Within the data below, state how many lines contain the string "цвета". Provide the number only.
--------------------
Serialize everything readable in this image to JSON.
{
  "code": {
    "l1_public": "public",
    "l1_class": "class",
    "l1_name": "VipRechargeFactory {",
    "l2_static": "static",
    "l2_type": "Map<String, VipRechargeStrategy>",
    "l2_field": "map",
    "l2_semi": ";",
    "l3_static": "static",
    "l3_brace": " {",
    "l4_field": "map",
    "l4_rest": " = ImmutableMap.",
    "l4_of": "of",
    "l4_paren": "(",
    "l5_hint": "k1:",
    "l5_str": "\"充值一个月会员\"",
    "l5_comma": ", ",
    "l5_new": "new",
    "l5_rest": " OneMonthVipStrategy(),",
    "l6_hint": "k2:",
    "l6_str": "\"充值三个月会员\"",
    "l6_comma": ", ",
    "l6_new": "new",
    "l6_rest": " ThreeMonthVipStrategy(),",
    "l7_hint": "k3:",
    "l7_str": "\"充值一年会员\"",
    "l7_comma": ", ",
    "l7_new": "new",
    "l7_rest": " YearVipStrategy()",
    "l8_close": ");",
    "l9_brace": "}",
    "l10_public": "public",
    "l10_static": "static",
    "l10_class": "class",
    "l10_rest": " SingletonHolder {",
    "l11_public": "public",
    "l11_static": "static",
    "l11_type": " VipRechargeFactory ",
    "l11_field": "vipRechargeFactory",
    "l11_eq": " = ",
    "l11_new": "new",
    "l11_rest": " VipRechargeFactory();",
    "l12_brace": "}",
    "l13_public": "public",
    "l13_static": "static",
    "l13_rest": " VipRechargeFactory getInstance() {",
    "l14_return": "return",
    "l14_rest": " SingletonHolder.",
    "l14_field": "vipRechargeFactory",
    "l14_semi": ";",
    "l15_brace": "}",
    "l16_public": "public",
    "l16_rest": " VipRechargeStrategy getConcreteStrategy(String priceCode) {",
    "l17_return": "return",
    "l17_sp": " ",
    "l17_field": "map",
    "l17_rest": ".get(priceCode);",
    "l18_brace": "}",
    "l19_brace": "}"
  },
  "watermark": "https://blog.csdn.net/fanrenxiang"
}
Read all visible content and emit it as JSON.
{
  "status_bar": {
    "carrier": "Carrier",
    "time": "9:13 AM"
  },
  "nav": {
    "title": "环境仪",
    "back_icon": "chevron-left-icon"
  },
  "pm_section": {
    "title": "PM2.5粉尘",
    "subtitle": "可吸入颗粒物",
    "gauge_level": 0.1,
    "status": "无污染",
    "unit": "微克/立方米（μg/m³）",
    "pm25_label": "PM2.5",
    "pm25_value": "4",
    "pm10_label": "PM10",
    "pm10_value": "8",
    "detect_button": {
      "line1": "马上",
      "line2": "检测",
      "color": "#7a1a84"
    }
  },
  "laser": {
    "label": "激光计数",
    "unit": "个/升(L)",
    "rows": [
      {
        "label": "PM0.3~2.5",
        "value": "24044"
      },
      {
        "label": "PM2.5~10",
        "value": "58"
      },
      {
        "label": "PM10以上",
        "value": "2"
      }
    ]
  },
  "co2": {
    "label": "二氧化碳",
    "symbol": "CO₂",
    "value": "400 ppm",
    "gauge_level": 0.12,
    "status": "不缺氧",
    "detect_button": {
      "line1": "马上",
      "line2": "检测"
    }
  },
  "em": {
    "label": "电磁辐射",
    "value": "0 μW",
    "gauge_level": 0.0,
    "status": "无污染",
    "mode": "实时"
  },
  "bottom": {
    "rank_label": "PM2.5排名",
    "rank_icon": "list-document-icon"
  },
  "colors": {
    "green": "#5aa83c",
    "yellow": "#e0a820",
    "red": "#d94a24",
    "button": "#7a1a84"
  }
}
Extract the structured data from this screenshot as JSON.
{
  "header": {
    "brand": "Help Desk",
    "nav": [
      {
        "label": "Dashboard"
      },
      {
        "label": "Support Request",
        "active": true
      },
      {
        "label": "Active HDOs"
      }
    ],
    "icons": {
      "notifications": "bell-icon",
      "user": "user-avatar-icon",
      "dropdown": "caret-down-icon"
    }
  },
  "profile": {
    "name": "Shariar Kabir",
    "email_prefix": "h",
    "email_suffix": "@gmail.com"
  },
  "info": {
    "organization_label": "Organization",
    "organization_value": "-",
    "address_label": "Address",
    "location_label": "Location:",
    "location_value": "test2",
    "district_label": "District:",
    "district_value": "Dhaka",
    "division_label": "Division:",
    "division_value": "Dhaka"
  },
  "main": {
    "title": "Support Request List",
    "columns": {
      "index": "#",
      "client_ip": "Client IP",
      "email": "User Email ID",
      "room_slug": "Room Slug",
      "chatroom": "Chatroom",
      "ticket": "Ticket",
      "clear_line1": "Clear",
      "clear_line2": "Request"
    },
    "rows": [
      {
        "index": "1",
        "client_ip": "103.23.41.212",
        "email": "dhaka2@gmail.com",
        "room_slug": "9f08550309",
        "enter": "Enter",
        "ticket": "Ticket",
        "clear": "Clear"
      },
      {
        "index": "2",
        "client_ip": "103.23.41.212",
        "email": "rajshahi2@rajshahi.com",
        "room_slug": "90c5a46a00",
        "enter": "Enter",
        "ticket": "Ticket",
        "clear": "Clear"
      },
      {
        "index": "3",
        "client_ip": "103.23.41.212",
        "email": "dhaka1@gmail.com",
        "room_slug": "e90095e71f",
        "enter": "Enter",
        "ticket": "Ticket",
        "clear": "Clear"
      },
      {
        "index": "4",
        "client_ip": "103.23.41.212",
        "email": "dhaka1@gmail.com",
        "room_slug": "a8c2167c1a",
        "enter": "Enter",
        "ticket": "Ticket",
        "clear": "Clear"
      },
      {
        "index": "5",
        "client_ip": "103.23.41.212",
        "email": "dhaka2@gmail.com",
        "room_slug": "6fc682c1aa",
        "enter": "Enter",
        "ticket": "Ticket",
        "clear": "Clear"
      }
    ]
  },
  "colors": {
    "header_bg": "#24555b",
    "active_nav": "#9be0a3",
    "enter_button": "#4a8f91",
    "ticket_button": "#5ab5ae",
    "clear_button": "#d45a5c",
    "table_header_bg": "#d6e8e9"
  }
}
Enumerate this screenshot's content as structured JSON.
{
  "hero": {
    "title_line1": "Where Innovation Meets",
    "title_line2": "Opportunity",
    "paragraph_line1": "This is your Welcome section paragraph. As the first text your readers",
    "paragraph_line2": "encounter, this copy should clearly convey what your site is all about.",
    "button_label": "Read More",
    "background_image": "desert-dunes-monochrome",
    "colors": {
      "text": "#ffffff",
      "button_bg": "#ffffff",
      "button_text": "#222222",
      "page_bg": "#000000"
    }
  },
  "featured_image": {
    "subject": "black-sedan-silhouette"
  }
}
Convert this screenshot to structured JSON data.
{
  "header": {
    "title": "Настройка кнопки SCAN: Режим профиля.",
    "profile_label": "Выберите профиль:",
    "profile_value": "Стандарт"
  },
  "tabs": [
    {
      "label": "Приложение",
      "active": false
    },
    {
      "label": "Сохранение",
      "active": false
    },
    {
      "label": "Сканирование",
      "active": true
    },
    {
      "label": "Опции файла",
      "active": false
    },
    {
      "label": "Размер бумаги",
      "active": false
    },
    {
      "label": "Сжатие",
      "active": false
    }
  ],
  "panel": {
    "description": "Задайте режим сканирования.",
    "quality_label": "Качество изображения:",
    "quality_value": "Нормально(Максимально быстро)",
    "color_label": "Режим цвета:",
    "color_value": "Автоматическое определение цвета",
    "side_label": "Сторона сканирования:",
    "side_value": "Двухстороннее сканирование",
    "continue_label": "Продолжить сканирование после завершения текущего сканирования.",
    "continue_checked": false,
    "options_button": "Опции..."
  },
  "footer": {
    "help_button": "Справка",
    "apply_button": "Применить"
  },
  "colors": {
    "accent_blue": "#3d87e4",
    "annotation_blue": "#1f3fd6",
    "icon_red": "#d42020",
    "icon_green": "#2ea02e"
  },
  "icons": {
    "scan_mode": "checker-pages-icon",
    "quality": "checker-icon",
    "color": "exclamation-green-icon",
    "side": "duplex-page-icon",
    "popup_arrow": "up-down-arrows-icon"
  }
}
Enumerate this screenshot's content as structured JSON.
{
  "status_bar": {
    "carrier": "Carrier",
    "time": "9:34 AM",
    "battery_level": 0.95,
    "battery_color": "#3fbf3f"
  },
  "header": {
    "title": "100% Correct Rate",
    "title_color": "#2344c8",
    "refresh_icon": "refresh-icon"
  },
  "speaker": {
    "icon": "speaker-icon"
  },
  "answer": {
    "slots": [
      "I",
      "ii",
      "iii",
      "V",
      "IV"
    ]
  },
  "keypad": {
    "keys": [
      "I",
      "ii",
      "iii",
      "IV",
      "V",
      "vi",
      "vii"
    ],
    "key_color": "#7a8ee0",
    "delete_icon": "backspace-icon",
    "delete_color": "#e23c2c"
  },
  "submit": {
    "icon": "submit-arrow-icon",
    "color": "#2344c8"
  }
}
--------------------
ANSWER IN FULL: 2